_Written problem_
Without the pictures, return each record as it appears.

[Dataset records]
· · ·
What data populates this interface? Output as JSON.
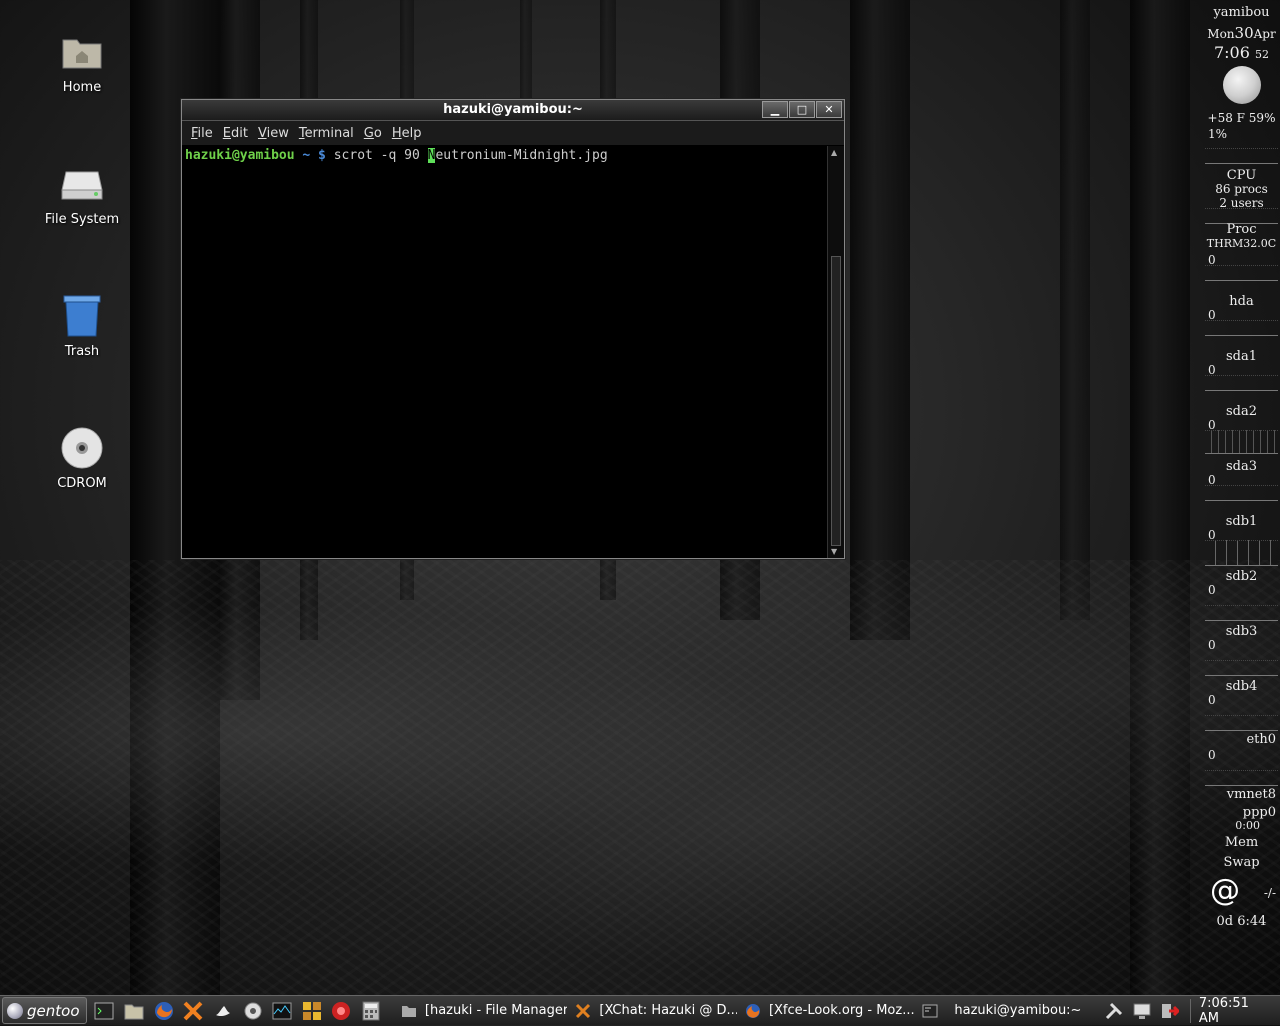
{
  "desktop": {
    "icons": [
      {
        "label": "Home",
        "icon": "home-folder-icon"
      },
      {
        "label": "File System",
        "icon": "drive-icon"
      },
      {
        "label": "Trash",
        "icon": "trash-icon"
      },
      {
        "label": "CDROM",
        "icon": "cdrom-icon"
      }
    ]
  },
  "terminal": {
    "title": "hazuki@yamibou:~",
    "controls": {
      "minimize": "▁",
      "maximize": "□",
      "close": "✕"
    },
    "menu": [
      {
        "key": "F",
        "rest": "ile"
      },
      {
        "key": "E",
        "rest": "dit"
      },
      {
        "key": "V",
        "rest": "iew"
      },
      {
        "key": "T",
        "rest": "erminal"
      },
      {
        "key": "G",
        "rest": "o"
      },
      {
        "key": "H",
        "rest": "elp"
      }
    ],
    "prompt_user": "hazuki@yamibou",
    "prompt_path": "~ $",
    "command_before": "scrot -q 90 ",
    "cursor_char": "N",
    "command_after": "eutronium-Midnight.jpg"
  },
  "conky": {
    "hostname": "yamibou",
    "day": "Mon",
    "date_num": "30",
    "month": "Apr",
    "time": "7:06",
    "seconds": "52",
    "weather": "+58 F 59%",
    "cpu_pct": "1%",
    "cpu_label": "CPU",
    "procs": "86 procs",
    "users": "2 users",
    "proc_label": "Proc",
    "thermal": "THRM32.0C",
    "disks": [
      {
        "value": "0",
        "label": "hda"
      },
      {
        "value": "0",
        "label": "sda1"
      },
      {
        "value": "0",
        "label": "sda2"
      },
      {
        "value": "0",
        "label": "sda3"
      },
      {
        "value": "0",
        "label": "sdb1"
      },
      {
        "value": "0",
        "label": "sdb2"
      },
      {
        "value": "0",
        "label": "sdb3"
      },
      {
        "value": "0",
        "label": "sdb4"
      }
    ],
    "net_first_value": "0",
    "eth": "eth0",
    "eth_value": "0",
    "vmnet": "vmnet8",
    "ppp": "ppp0",
    "ppp_time": "0:00",
    "mem": "Mem",
    "swap": "Swap",
    "mail_count": "-/-",
    "uptime": "0d  6:44"
  },
  "taskbar": {
    "start_label": "gentoo",
    "launchers": [
      "terminal-icon",
      "file-manager-icon",
      "firefox-icon",
      "xchat-icon",
      "pidgin-icon",
      "media-icon",
      "system-monitor-icon",
      "games-icon",
      "dialog-icon",
      "calculator-icon"
    ],
    "tasks": [
      {
        "label": "[hazuki - File Manager]",
        "icon": "folder-icon"
      },
      {
        "label": "[XChat: Hazuki @ D...",
        "icon": "xchat-icon"
      },
      {
        "label": "[Xfce-Look.org - Moz...",
        "icon": "firefox-icon"
      },
      {
        "label": "hazuki@yamibou:~",
        "icon": "terminal-icon"
      }
    ],
    "tray": [
      "tools-icon",
      "network-icon",
      "logout-icon"
    ],
    "clock": "7:06:51 AM"
  }
}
· · ·
_Task output_
What data populates this interface? Output as JSON.
{
  "desktop": {
    "icons": [
      {
        "label": "Home",
        "icon": "home-folder-icon"
      },
      {
        "label": "File System",
        "icon": "drive-icon"
      },
      {
        "label": "Trash",
        "icon": "trash-icon"
      },
      {
        "label": "CDROM",
        "icon": "cdrom-icon"
      }
    ]
  },
  "terminal": {
    "title": "hazuki@yamibou:~",
    "controls": {
      "minimize": "▁",
      "maximize": "□",
      "close": "✕"
    },
    "menu": [
      {
        "key": "F",
        "rest": "ile"
      },
      {
        "key": "E",
        "rest": "dit"
      },
      {
        "key": "V",
        "rest": "iew"
      },
      {
        "key": "T",
        "rest": "erminal"
      },
      {
        "key": "G",
        "rest": "o"
      },
      {
        "key": "H",
        "rest": "elp"
      }
    ],
    "prompt_user": "hazuki@yamibou",
    "prompt_path": "~ $",
    "command_before": "scrot -q 90 ",
    "cursor_char": "N",
    "command_after": "eutronium-Midnight.jpg"
  },
  "conky": {
    "hostname": "yamibou",
    "day": "Mon",
    "date_num": "30",
    "month": "Apr",
    "time": "7:06",
    "seconds": "52",
    "weather": "+58 F 59%",
    "cpu_pct": "1%",
    "cpu_label": "CPU",
    "procs": "86 procs",
    "users": "2 users",
    "proc_label": "Proc",
    "thermal": "THRM32.0C",
    "disks": [
      {
        "value": "0",
        "label": "hda"
      },
      {
        "value": "0",
        "label": "sda1"
      },
      {
        "value": "0",
        "label": "sda2"
      },
      {
        "value": "0",
        "label": "sda3"
      },
      {
        "value": "0",
        "label": "sdb1"
      },
      {
        "value": "0",
        "label": "sdb2"
      },
      {
        "value": "0",
        "label": "sdb3"
      },
      {
        "value": "0",
        "label": "sdb4"
      }
    ],
    "net_first_value": "0",
    "eth": "eth0",
    "eth_value": "0",
    "vmnet": "vmnet8",
    "ppp": "ppp0",
    "ppp_time": "0:00",
    "mem": "Mem",
    "swap": "Swap",
    "mail_count": "-/-",
    "uptime": "0d  6:44"
  },
  "taskbar": {
    "start_label": "gentoo",
    "launchers": [
      "terminal-icon",
      "file-manager-icon",
      "firefox-icon",
      "xchat-icon",
      "pidgin-icon",
      "media-icon",
      "system-monitor-icon",
      "games-icon",
      "dialog-icon",
      "calculator-icon"
    ],
    "tasks": [
      {
        "label": "[hazuki - File Manager]",
        "icon": "folder-icon"
      },
      {
        "label": "[XChat: Hazuki @ D...",
        "icon": "xchat-icon"
      },
      {
        "label": "[Xfce-Look.org - Moz...",
        "icon": "firefox-icon"
      },
      {
        "label": "hazuki@yamibou:~",
        "icon": "terminal-icon"
      }
    ],
    "tray": [
      "tools-icon",
      "network-icon",
      "logout-icon"
    ],
    "clock": "7:06:51 AM"
  }
}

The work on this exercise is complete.